Some records
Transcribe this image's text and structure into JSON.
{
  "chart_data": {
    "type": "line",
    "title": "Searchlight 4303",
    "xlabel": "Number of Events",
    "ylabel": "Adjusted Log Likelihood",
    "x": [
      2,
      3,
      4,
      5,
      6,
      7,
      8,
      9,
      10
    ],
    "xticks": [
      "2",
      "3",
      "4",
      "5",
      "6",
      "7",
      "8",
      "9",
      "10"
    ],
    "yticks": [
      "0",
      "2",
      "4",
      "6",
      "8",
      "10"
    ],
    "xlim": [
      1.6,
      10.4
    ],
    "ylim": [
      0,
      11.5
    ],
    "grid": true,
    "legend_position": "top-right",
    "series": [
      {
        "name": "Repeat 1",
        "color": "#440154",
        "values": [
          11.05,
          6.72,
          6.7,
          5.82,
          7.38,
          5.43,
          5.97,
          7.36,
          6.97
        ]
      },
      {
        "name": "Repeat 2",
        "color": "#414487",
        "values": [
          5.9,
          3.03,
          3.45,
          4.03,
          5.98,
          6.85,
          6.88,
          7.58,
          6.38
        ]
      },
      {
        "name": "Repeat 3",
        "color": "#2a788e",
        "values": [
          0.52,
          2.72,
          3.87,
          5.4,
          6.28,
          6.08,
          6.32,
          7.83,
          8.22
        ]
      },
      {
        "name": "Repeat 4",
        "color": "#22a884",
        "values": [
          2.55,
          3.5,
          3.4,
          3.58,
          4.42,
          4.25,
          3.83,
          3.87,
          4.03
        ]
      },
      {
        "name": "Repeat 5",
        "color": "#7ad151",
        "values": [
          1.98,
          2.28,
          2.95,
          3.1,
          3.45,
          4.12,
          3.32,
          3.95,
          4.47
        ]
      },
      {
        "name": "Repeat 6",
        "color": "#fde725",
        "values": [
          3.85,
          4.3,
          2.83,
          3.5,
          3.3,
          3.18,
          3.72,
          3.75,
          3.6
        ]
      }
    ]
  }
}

**WORK INSTRUCTIONS**. Return each entry from above without altering a single character.

**ANSWER IN FULL**.
Transcribe this image's text and structure into JSON.
{
  "chart_data": {
    "type": "line",
    "title": "Searchlight 4303",
    "xlabel": "Number of Events",
    "ylabel": "Adjusted Log Likelihood",
    "x": [
      2,
      3,
      4,
      5,
      6,
      7,
      8,
      9,
      10
    ],
    "xticks": [
      "2",
      "3",
      "4",
      "5",
      "6",
      "7",
      "8",
      "9",
      "10"
    ],
    "yticks": [
      "0",
      "2",
      "4",
      "6",
      "8",
      "10"
    ],
    "xlim": [
      1.6,
      10.4
    ],
    "ylim": [
      0,
      11.5
    ],
    "grid": true,
    "legend_position": "top-right",
    "series": [
      {
        "name": "Repeat 1",
        "color": "#440154",
        "values": [
          11.05,
          6.72,
          6.7,
          5.82,
          7.38,
          5.43,
          5.97,
          7.36,
          6.97
        ]
      },
      {
        "name": "Repeat 2",
        "color": "#414487",
        "values": [
          5.9,
          3.03,
          3.45,
          4.03,
          5.98,
          6.85,
          6.88,
          7.58,
          6.38
        ]
      },
      {
        "name": "Repeat 3",
        "color": "#2a788e",
        "values": [
          0.52,
          2.72,
          3.87,
          5.4,
          6.28,
          6.08,
          6.32,
          7.83,
          8.22
        ]
      },
      {
        "name": "Repeat 4",
        "color": "#22a884",
        "values": [
          2.55,
          3.5,
          3.4,
          3.58,
          4.42,
          4.25,
          3.83,
          3.87,
          4.03
        ]
      },
      {
        "name": "Repeat 5",
        "color": "#7ad151",
        "values": [
          1.98,
          2.28,
          2.95,
          3.1,
          3.45,
          4.12,
          3.32,
          3.95,
          4.47
        ]
      },
      {
        "name": "Repeat 6",
        "color": "#fde725",
        "values": [
          3.85,
          4.3,
          2.83,
          3.5,
          3.3,
          3.18,
          3.72,
          3.75,
          3.6
        ]
      }
    ]
  }
}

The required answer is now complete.